## [WHAT TO PRODUCE]
From the entries that follow, pick out all lines holding "meraklı".

## [LISTED RECORDS]

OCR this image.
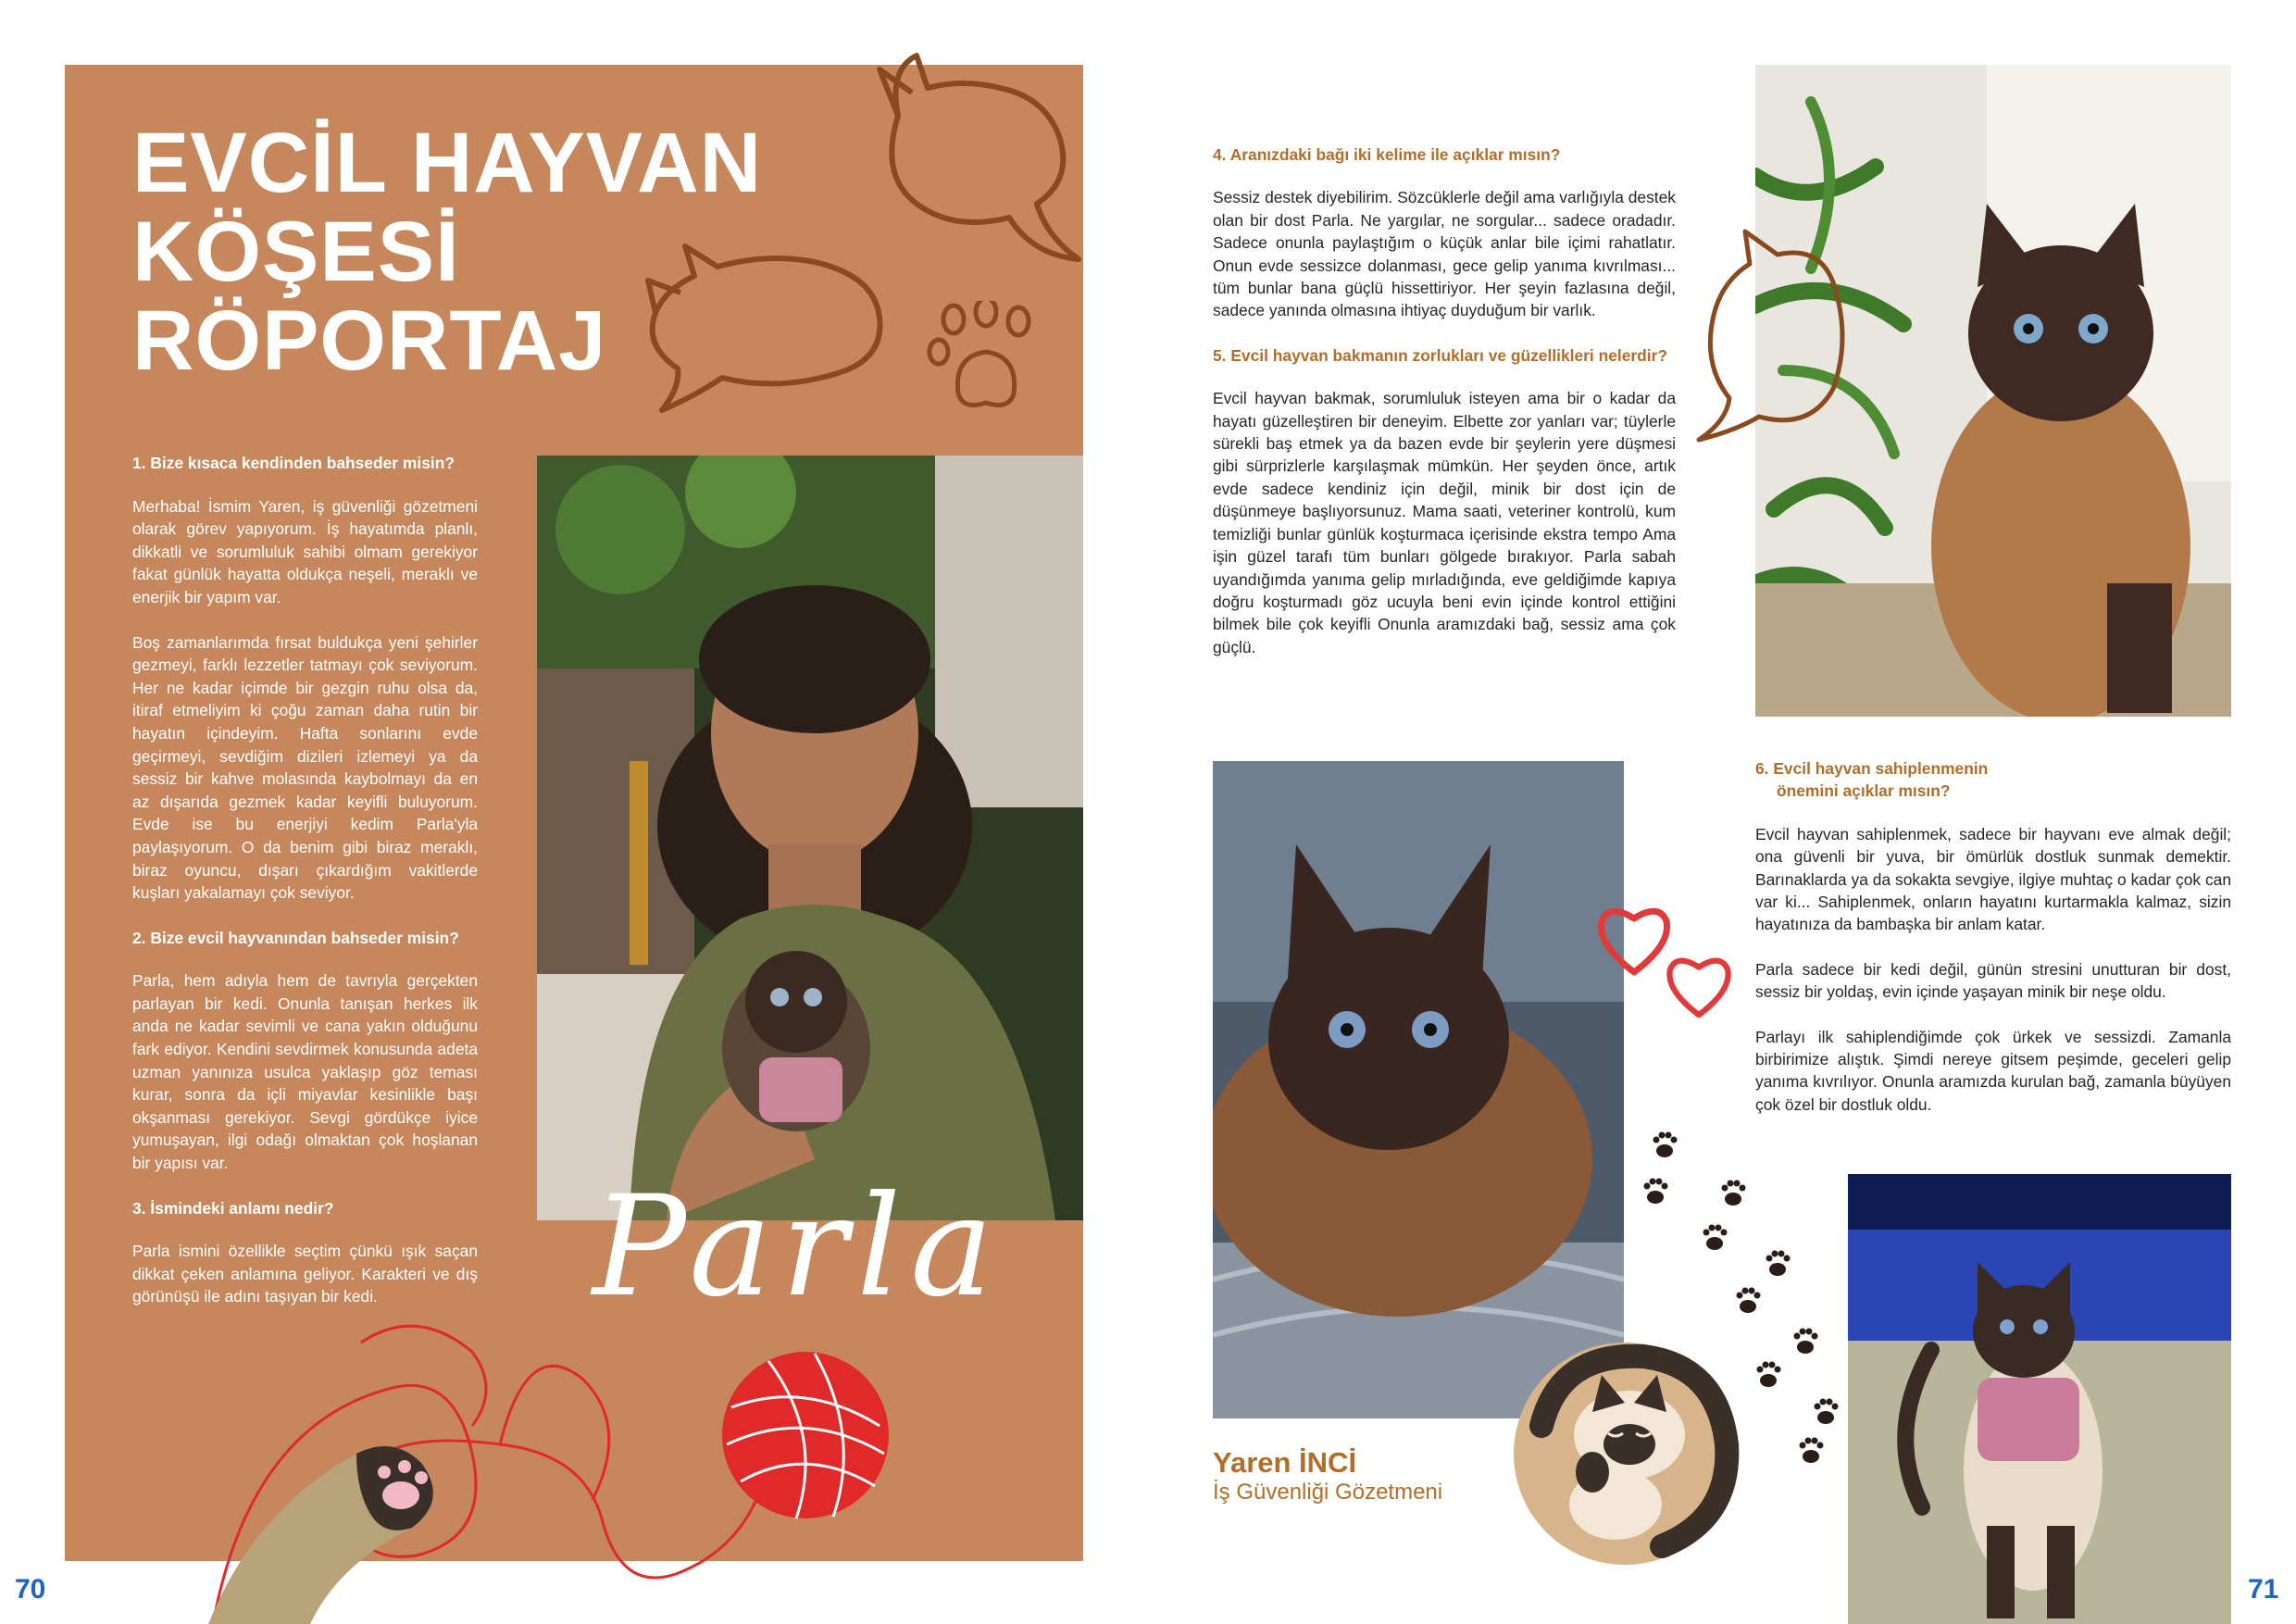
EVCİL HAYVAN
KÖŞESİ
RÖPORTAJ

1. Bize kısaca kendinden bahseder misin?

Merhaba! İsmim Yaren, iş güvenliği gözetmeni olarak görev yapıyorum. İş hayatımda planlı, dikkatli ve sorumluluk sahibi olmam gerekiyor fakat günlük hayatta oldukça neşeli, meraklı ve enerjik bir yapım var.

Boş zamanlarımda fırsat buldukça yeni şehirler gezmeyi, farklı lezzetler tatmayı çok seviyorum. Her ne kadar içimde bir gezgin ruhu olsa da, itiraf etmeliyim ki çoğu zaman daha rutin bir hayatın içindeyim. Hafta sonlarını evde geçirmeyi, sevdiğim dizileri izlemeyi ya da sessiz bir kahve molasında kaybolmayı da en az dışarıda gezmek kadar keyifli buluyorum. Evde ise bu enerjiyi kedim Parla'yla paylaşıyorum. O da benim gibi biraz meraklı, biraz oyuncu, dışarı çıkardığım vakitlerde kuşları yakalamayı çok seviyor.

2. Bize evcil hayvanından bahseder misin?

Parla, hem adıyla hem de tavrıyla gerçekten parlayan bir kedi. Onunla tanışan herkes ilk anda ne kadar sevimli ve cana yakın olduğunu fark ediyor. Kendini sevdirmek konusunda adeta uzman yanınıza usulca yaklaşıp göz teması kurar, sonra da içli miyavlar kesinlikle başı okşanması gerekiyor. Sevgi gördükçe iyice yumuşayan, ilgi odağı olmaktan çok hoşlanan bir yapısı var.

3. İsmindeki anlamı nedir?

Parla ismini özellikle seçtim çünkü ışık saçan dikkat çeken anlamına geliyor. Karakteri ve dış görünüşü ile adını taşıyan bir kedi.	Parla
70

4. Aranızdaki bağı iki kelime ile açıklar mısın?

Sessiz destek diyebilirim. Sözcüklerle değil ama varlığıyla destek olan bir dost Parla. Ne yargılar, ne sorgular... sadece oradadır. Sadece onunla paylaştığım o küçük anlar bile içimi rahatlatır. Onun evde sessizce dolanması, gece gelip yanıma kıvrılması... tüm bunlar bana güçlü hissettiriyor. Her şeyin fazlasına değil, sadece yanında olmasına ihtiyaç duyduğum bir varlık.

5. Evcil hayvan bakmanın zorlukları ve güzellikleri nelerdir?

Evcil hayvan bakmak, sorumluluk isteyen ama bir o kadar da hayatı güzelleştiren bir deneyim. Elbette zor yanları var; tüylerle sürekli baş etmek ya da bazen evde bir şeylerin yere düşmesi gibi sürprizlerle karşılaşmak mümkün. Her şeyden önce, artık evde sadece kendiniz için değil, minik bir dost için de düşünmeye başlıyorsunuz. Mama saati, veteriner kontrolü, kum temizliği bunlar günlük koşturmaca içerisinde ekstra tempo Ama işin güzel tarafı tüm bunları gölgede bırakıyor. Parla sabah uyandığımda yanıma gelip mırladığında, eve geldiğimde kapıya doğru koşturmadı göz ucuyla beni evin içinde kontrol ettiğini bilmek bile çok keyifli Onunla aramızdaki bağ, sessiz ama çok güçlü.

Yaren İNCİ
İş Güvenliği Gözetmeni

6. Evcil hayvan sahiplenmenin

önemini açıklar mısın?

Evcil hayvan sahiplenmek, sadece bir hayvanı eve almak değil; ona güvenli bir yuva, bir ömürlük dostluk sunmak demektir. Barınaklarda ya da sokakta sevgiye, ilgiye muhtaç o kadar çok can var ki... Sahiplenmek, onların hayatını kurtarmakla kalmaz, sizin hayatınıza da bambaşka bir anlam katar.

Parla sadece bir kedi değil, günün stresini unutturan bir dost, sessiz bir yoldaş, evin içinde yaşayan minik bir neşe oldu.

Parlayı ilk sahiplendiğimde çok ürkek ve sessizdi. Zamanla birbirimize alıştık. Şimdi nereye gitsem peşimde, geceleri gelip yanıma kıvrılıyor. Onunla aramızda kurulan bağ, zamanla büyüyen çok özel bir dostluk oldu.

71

## [RESULT FOR THIS EXERCISE]
Merhaba! İsmim Yaren, iş güvenliği gözetmeni olarak görev yapıyorum. İş hayatımda planlı, dikkatli ve sorumluluk sahibi olmam gerekiyor fakat günlük hayatta oldukça neşeli, meraklı ve enerjik bir yapım var.
Boş zamanlarımda fırsat buldukça yeni şehirler gezmeyi, farklı lezzetler tatmayı çok seviyorum. Her ne kadar içimde bir gezgin ruhu olsa da, itiraf etmeliyim ki çoğu zaman daha rutin bir hayatın içindeyim. Hafta sonlarını evde geçirmeyi, sevdiğim dizileri izlemeyi ya da sessiz bir kahve molasında kaybolmayı da en az dışarıda gezmek kadar keyifli buluyorum. Evde ise bu enerjiyi kedim Parla'yla paylaşıyorum. O da benim gibi biraz meraklı, biraz oyuncu, dışarı çıkardığım vakitlerde kuşları yakalamayı çok seviyor.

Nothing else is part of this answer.